[start of Extracted data]

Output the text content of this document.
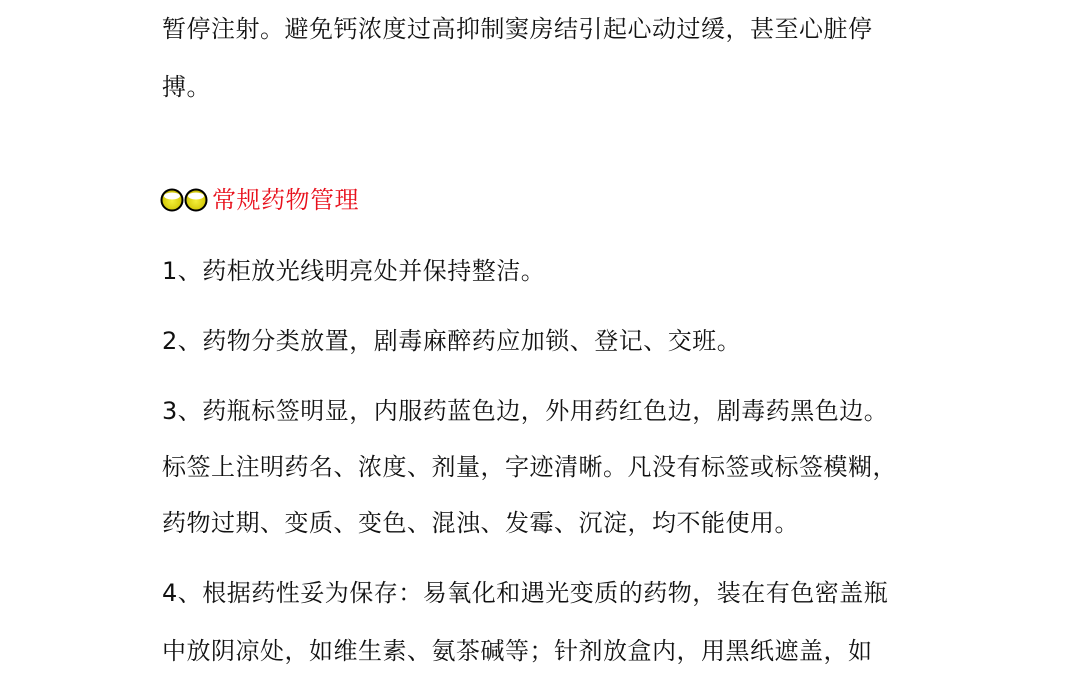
暂停注射。避免钙浓度过高抑制窦房结引起心动过缓，甚至心脏停
搏。
常规药物管理
1、药柜放光线明亮处并保持整洁。
2、药物分类放置，剧毒麻醉药应加锁、登记、交班。
3、药瓶标签明显，内服药蓝色边，外用药红色边，剧毒药黑色边。
标签上注明药名、浓度、剂量，字迹清晰。凡没有标签或标签模糊，
药物过期、变质、变色、混浊、发霉、沉淀，均不能使用。
4、根据药性妥为保存：易氧化和遇光变质的药物，装在有色密盖瓶
中放阴凉处，如维生素、氨茶碱等；针剂放盒内，用黑纸遮盖，如
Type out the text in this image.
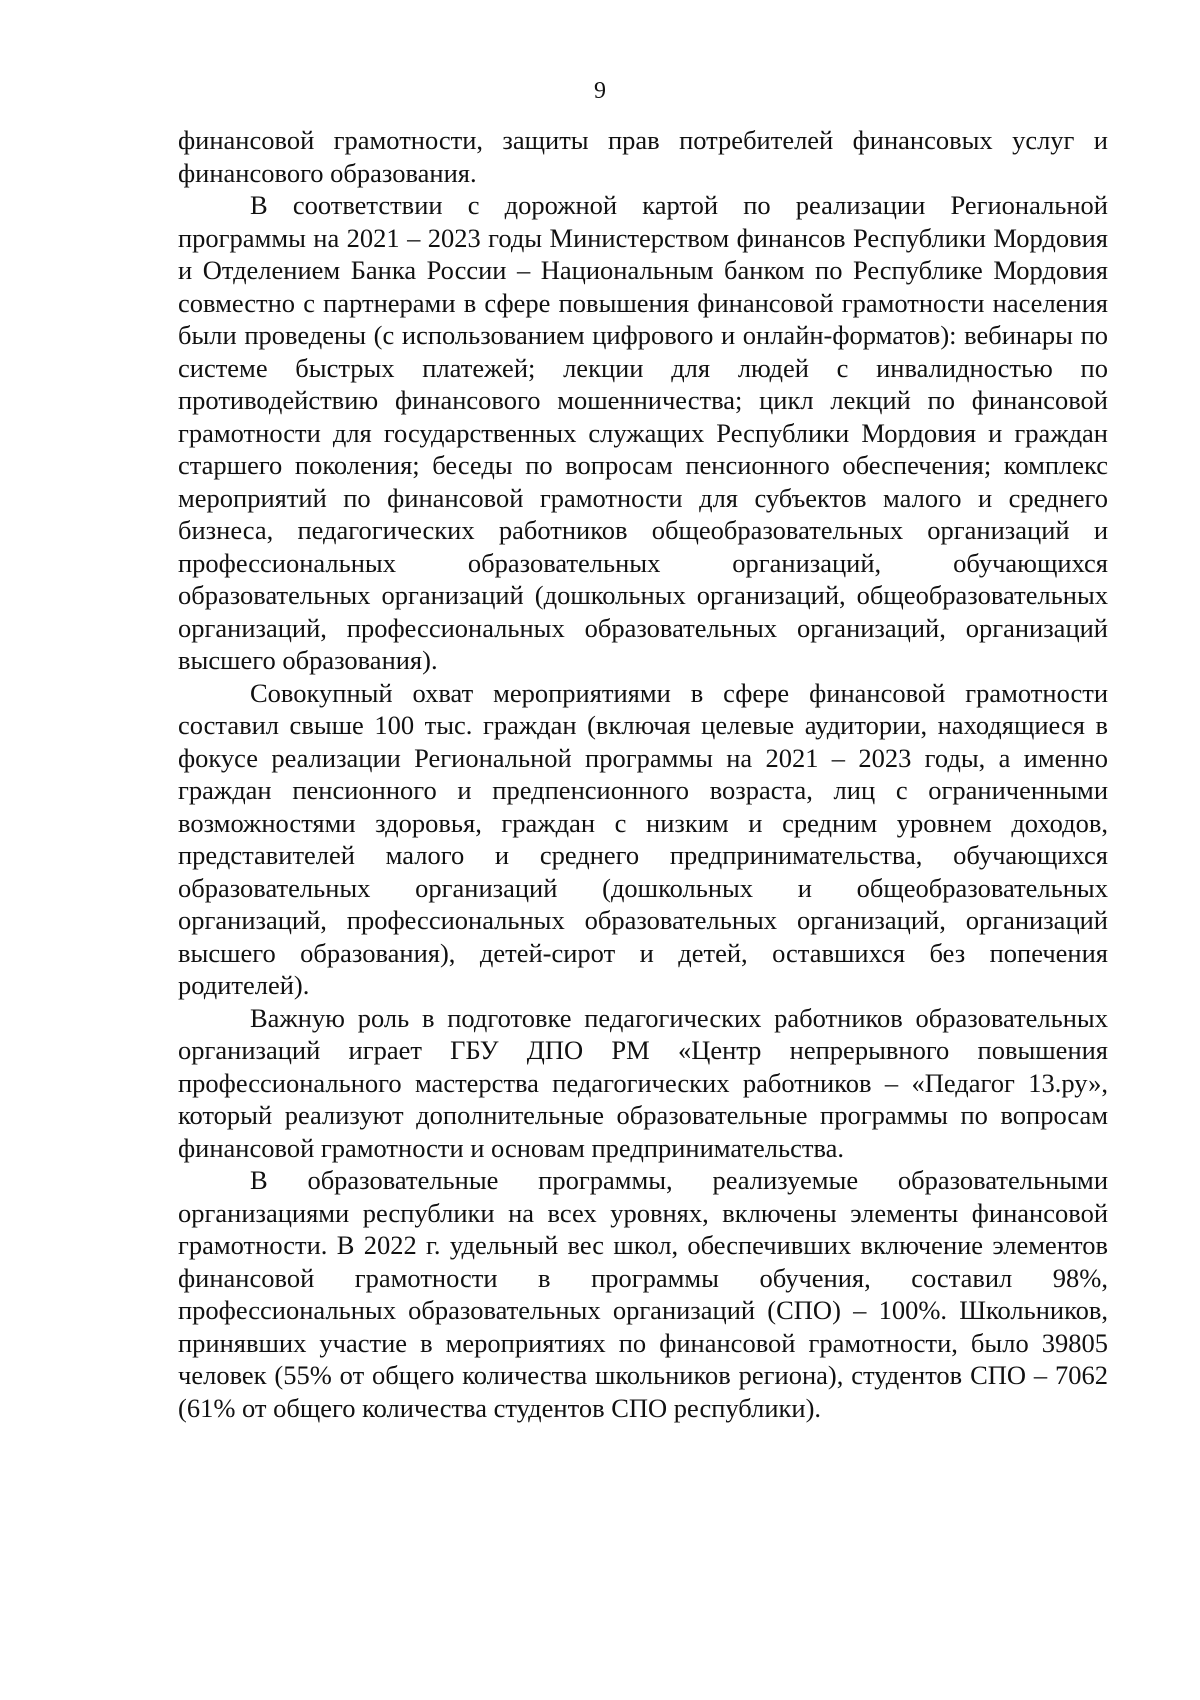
9

финансовой грамотности, защиты прав потребителей финансовых услуг и финансового образования.

В соответствии с дорожной картой по реализации Региональной программы на 2021 – 2023 годы Министерством финансов Республики Мордовия и Отделением Банка России – Национальным банком по Республике Мордовия совместно с партнерами в сфере повышения финансовой грамотности населения были проведены (с использованием цифрового и онлайн-форматов): вебинары по системе быстрых платежей; лекции для людей с инвалидностью по противодействию финансового мошенничества; цикл лекций по финансовой грамотности для государственных служащих Республики Мордовия и граждан старшего поколения; беседы по вопросам пенсионного обеспечения; комплекс мероприятий по финансовой грамотности для субъектов малого и среднего бизнеса, педагогических работников общеобразовательных организаций и профессиональных образовательных организаций, обучающихся образовательных организаций (дошкольных организаций, общеобразовательных организаций, профессиональных образовательных организаций, организаций высшего образования).

Совокупный охват мероприятиями в сфере финансовой грамотности составил свыше 100 тыс. граждан (включая целевые аудитории, находящиеся в фокусе реализации Региональной программы на 2021 – 2023 годы, а именно граждан пенсионного и предпенсионного возраста, лиц с ограниченными возможностями здоровья, граждан с низким и средним уровнем доходов, представителей малого и среднего предпринимательства, обучающихся образовательных организаций (дошкольных и общеобразовательных организаций, профессиональных образовательных организаций, организаций высшего образования), детей-сирот и детей, оставшихся без попечения родителей).

Важную роль в подготовке педагогических работников образовательных организаций играет ГБУ ДПО РМ «Центр непрерывного повышения профессионального мастерства педагогических работников – «Педагог 13.ру», который реализуют дополнительные образовательные программы по вопросам финансовой грамотности и основам предпринимательства.

В образовательные программы, реализуемые образовательными организациями республики на всех уровнях, включены элементы финансовой грамотности. В 2022 г. удельный вес школ, обеспечивших включение элементов финансовой грамотности в программы обучения, составил 98%, профессиональных образовательных организаций (СПО) – 100%. Школьников, принявших участие в мероприятиях по финансовой грамотности, было 39805 человек (55% от общего количества школьников региона), студентов СПО – 7062 (61% от общего количества студентов СПО республики).
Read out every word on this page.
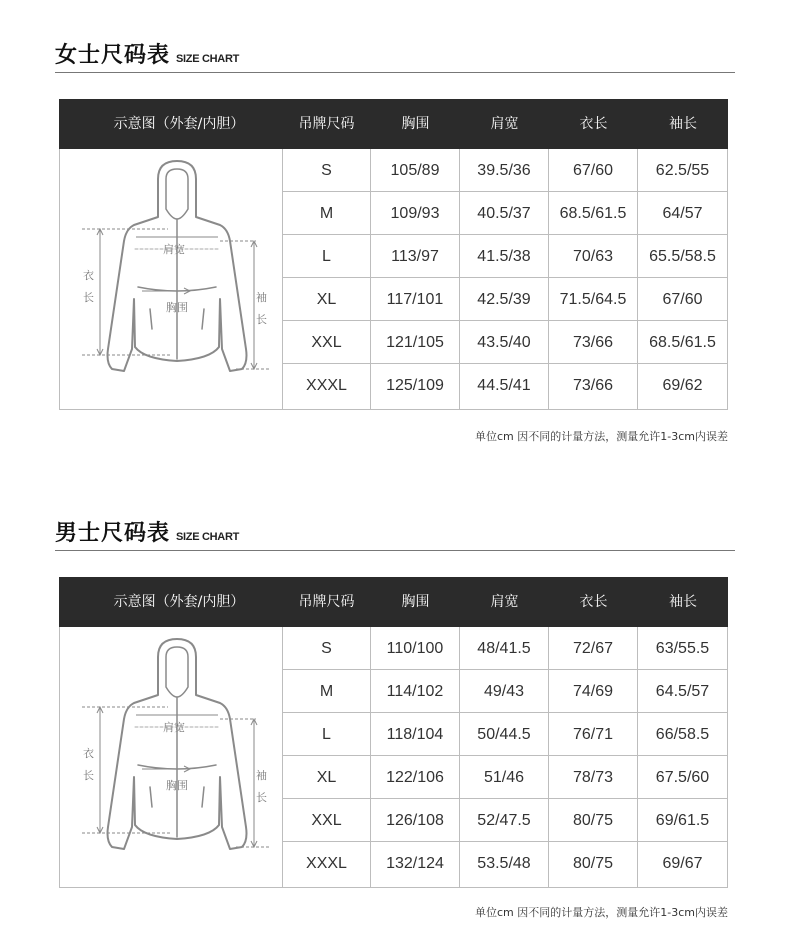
女士尺码表 SIZE CHART
示意图（外套/内胆）	吊牌尺码	胸围	肩宽	衣长	袖长
肩宽
胸围
衣
长	袖
长
S	105/89	39.5/36	67/60	62.5/55
M	109/93	40.5/37	68.5/61.5	64/57
L	113/97	41.5/38	70/63	65.5/58.5
XL	117/101	42.5/39	71.5/64.5	67/60
XXL	121/105	43.5/40	73/66	68.5/61.5
XXXL	125/109	44.5/41	73/66	69/62
单位cm 因不同的计量方法，测量允许1-3cm内误差
男士尺码表 SIZE CHART
示意图（外套/内胆）	吊牌尺码	胸围	肩宽	衣长	袖长
肩宽
胸围
衣
长	袖
长
S	110/100	48/41.5	72/67	63/55.5
M	114/102	49/43	74/69	64.5/57
L	118/104	50/44.5	76/71	66/58.5
XL	122/106	51/46	78/73	67.5/60
XXL	126/108	52/47.5	80/75	69/61.5
XXXL	132/124	53.5/48	80/75	69/67
单位cm 因不同的计量方法，测量允许1-3cm内误差
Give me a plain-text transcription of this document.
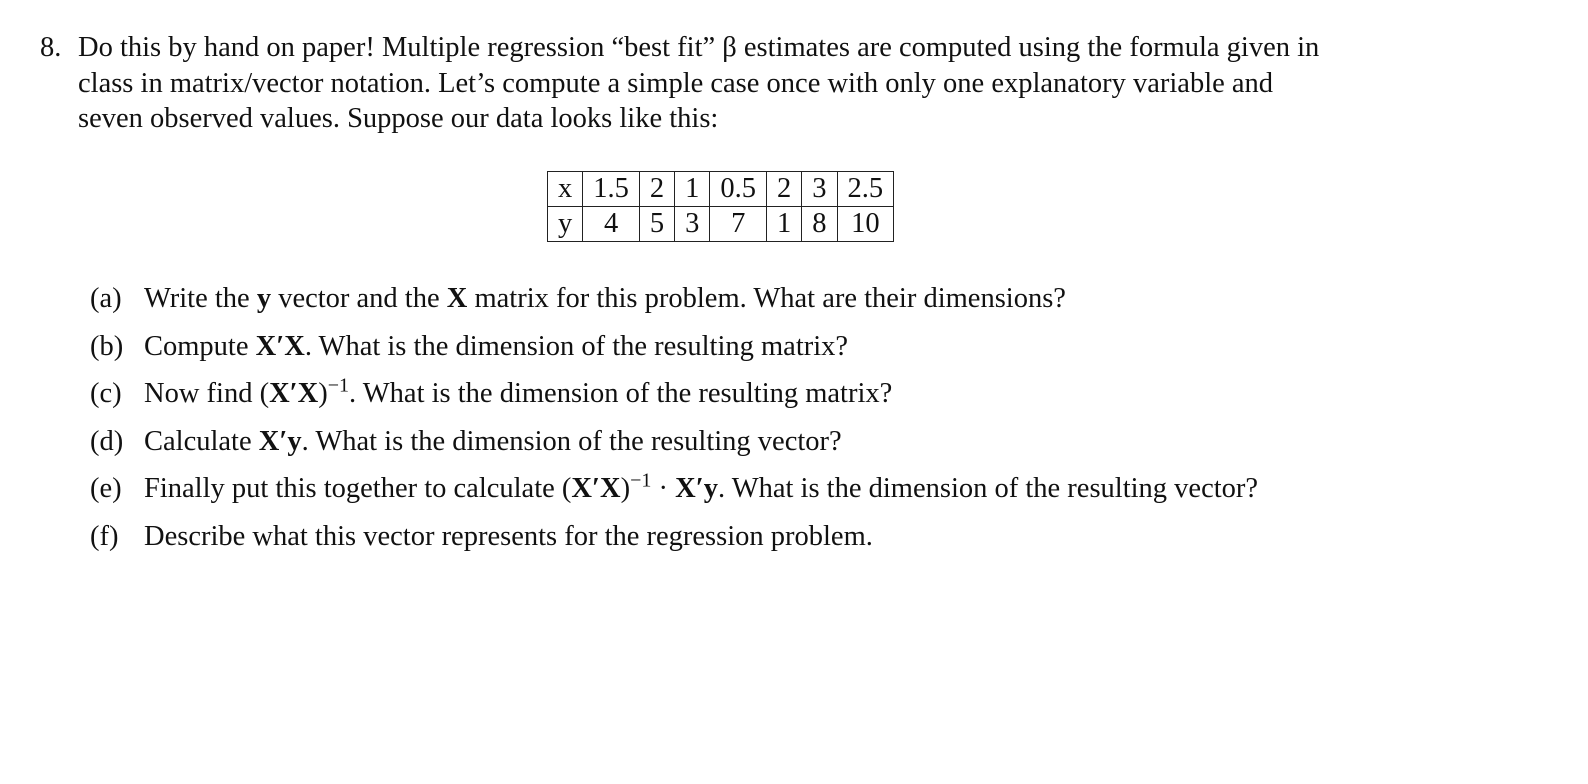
8. Do this by hand on paper! Multiple regression “best fit” β estimates are computed using the formula given in
class in matrix/vector notation. Let’s compute a simple case once with only one explanatory variable and
seven observed values. Suppose our data looks like this:
x	1.5	2	1	0.5	2	3	2.5
y	4	5	3	7	1	8	10
(a) Write the y vector and the X matrix for this problem. What are their dimensions?
(b) Compute X′X. What is the dimension of the resulting matrix?
(c) Now find $(X'X)^{-1}$. What is the dimension of the resulting matrix?
(d) Calculate X′y. What is the dimension of the resulting vector?
(e) Finally put this together to calculate $(X'X)^{-1} \cdot X'y$. What is the dimension of the resulting vector?
(f) Describe what this vector represents for the regression problem.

[end of Extracted data]

Exercise prompt » Restate the data above word for word. Do not include the images.

Worked answer »
Output the text content of this document.
暂停注射。避免钙浓度过高抑制窦房结引起心动过缓，甚至心脏停
搏。
常规药物管理
1、药柜放光线明亮处并保持整洁。
2、药物分类放置，剧毒麻醉药应加锁、登记、交班。
3、药瓶标签明显，内服药蓝色边，外用药红色边，剧毒药黑色边。
标签上注明药名、浓度、剂量，字迹清晰。凡没有标签或标签模糊，
药物过期、变质、变色、混浊、发霉、沉淀，均不能使用。
4、根据药性妥为保存：易氧化和遇光变质的药物，装在有色密盖瓶
中放阴凉处，如维生素、氨茶碱等；针剂放盒内，用黑纸遮盖，如
Type out the text in this image.
9

финансовой грамотности, защиты прав потребителей финансовых услуг и финансового образования.

В соответствии с дорожной картой по реализации Региональной программы на 2021 – 2023 годы Министерством финансов Республики Мордовия и Отделением Банка России – Национальным банком по Республике Мордовия совместно с партнерами в сфере повышения финансовой грамотности населения были проведены (с использованием цифрового и онлайн-форматов): вебинары по системе быстрых платежей; лекции для людей с инвалидностью по противодействию финансового мошенничества; цикл лекций по финансовой грамотности для государственных служащих Республики Мордовия и граждан старшего поколения; беседы по вопросам пенсионного обеспечения; комплекс мероприятий по финансовой грамотности для субъектов малого и среднего бизнеса, педагогических работников общеобразовательных организаций и профессиональных образовательных организаций, обучающихся образовательных организаций (дошкольных организаций, общеобразовательных организаций, профессиональных образовательных организаций, организаций высшего образования).

Совокупный охват мероприятиями в сфере финансовой грамотности составил свыше 100 тыс. граждан (включая целевые аудитории, находящиеся в фокусе реализации Региональной программы на 2021 – 2023 годы, а именно граждан пенсионного и предпенсионного возраста, лиц с ограниченными возможностями здоровья, граждан с низким и средним уровнем доходов, представителей малого и среднего предпринимательства, обучающихся образовательных организаций (дошкольных и общеобразовательных организаций, профессиональных образовательных организаций, организаций высшего образования), детей-сирот и детей, оставшихся без попечения родителей).

Важную роль в подготовке педагогических работников образовательных организаций играет ГБУ ДПО РМ «Центр непрерывного повышения профессионального мастерства педагогических работников – «Педагог 13.ру», который реализуют дополнительные образовательные программы по вопросам финансовой грамотности и основам предпринимательства.

В образовательные программы, реализуемые образовательными организациями республики на всех уровнях, включены элементы финансовой грамотности. В 2022 г. удельный вес школ, обеспечивших включение элементов финансовой грамотности в программы обучения, составил 98%, профессиональных образовательных организаций (СПО) – 100%. Школьников, принявших участие в мероприятиях по финансовой грамотности, было 39805 человек (55% от общего количества школьников региона), студентов СПО – 7062 (61% от общего количества студентов СПО республики).
Read out every word on this page.
女士尺码表 SIZE CHART
示意图（外套/内胆）	吊牌尺码	胸围	肩宽	衣长	袖长
肩宽
胸围
衣
长	袖
长
S	105/89	39.5/36	67/60	62.5/55
M	109/93	40.5/37	68.5/61.5	64/57
L	113/97	41.5/38	70/63	65.5/58.5
XL	117/101	42.5/39	71.5/64.5	67/60
XXL	121/105	43.5/40	73/66	68.5/61.5
XXXL	125/109	44.5/41	73/66	69/62
单位cm 因不同的计量方法，测量允许1-3cm内误差
男士尺码表 SIZE CHART
示意图（外套/内胆）	吊牌尺码	胸围	肩宽	衣长	袖长
肩宽
胸围
衣
长	袖
长
S	110/100	48/41.5	72/67	63/55.5
M	114/102	49/43	74/69	64.5/57
L	118/104	50/44.5	76/71	66/58.5
XL	122/106	51/46	78/73	67.5/60
XXL	126/108	52/47.5	80/75	69/61.5
XXXL	132/124	53.5/48	80/75	69/67
单位cm 因不同的计量方法，测量允许1-3cm内误差
Give me a plain-text transcription of this document.
8. Do this by hand on paper! Multiple regression “best fit” β estimates are computed using the formula given in
class in matrix/vector notation. Let’s compute a simple case once with only one explanatory variable and
seven observed values. Suppose our data looks like this:
x	1.5	2	1	0.5	2	3	2.5
y	4	5	3	7	1	8	10
(a) Write the y vector and the X matrix for this problem. What are their dimensions?
(b) Compute X′X. What is the dimension of the resulting matrix?
(c) Now find $(X'X)^{-1}$. What is the dimension of the resulting matrix?
(d) Calculate X′y. What is the dimension of the resulting vector?
(e) Finally put this together to calculate $(X'X)^{-1} \cdot X'y$. What is the dimension of the resulting vector?
(f) Describe what this vector represents for the regression problem.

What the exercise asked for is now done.